Data for processing.
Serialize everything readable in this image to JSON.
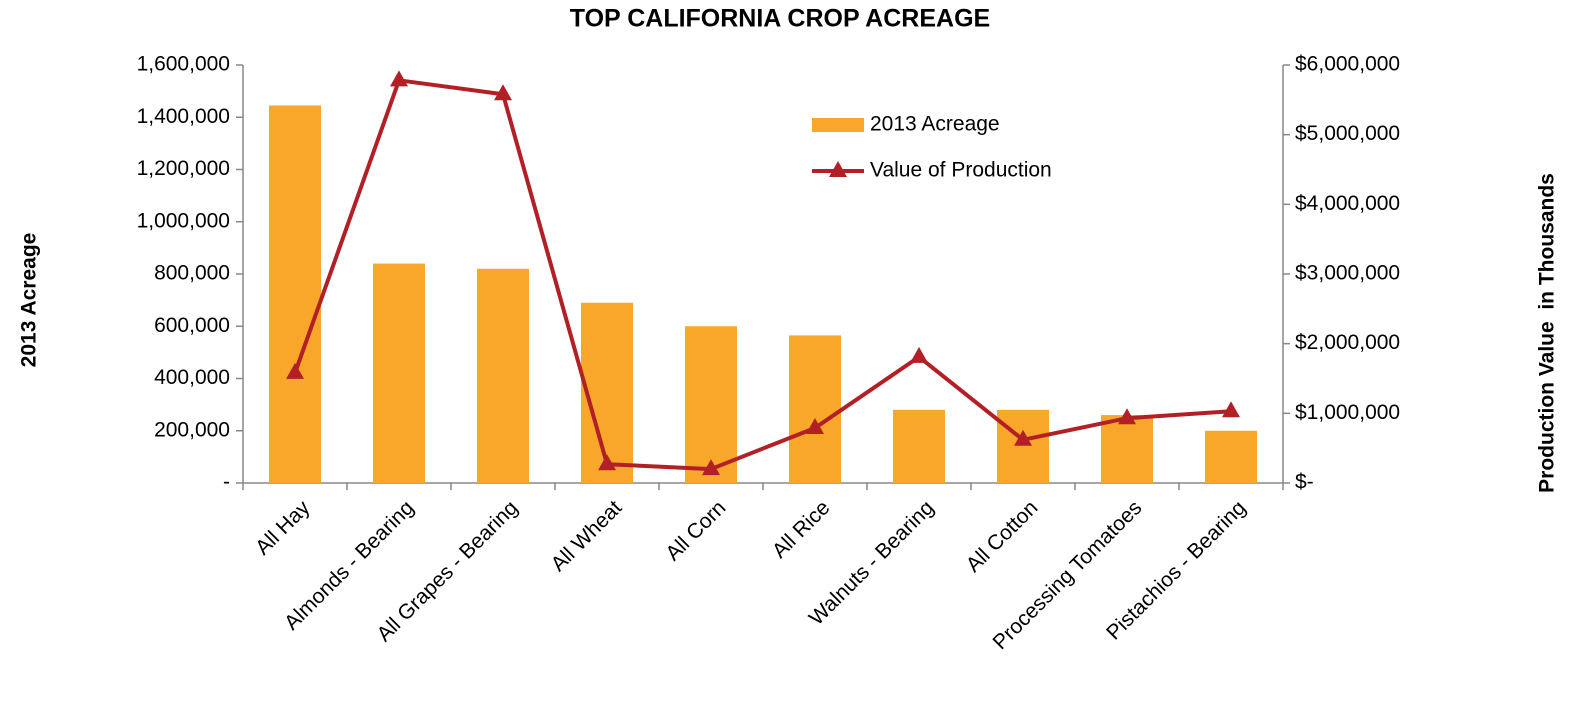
{
  "chart_data": {
    "type": "bar",
    "title": "TOP CALIFORNIA CROP ACREAGE",
    "y_label": "2013 Acreage",
    "y2_label": "Production Value  in Thousands",
    "categories": [
      "All Hay",
      "Almonds - Bearing",
      "All Grapes - Bearing",
      "All Wheat",
      "All Corn",
      "All Rice",
      "Walnuts - Bearing",
      "All Cotton",
      "Processing Tomatoes",
      "Pistachios - Bearing"
    ],
    "series": [
      {
        "name": "2013 Acreage",
        "type": "bar",
        "color": "#f9a72b",
        "values": [
          1445000,
          840000,
          820000,
          690000,
          600000,
          565000,
          280000,
          280000,
          260000,
          200000
        ]
      },
      {
        "name": "Value of Production",
        "type": "line",
        "axis": "y2",
        "color": "#b22025",
        "marker": "triangle",
        "values": [
          1580000,
          5780000,
          5580000,
          270000,
          200000,
          790000,
          1810000,
          620000,
          930000,
          1030000
        ]
      }
    ],
    "ylim": [
      0,
      1600000
    ],
    "yticks": [
      {
        "value": 0,
        "label": "-"
      },
      {
        "value": 200000,
        "label": "200,000"
      },
      {
        "value": 400000,
        "label": "400,000"
      },
      {
        "value": 600000,
        "label": "600,000"
      },
      {
        "value": 800000,
        "label": "800,000"
      },
      {
        "value": 1000000,
        "label": "1,000,000"
      },
      {
        "value": 1200000,
        "label": "1,200,000"
      },
      {
        "value": 1400000,
        "label": "1,400,000"
      },
      {
        "value": 1600000,
        "label": "1,600,000"
      }
    ],
    "y2lim": [
      0,
      6000000
    ],
    "y2ticks": [
      {
        "value": 0,
        "label": "$-"
      },
      {
        "value": 1000000,
        "label": "$1,000,000"
      },
      {
        "value": 2000000,
        "label": "$2,000,000"
      },
      {
        "value": 3000000,
        "label": "$3,000,000"
      },
      {
        "value": 4000000,
        "label": "$4,000,000"
      },
      {
        "value": 5000000,
        "label": "$5,000,000"
      },
      {
        "value": 6000000,
        "label": "$6,000,000"
      }
    ],
    "grid": false,
    "legend": "top-right"
  }
}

Task. Copy out every line of the data that includes the word "Production".

Worked answer.
    "y2_label": "Production Value  in Thousands",
        "name": "Value of Production",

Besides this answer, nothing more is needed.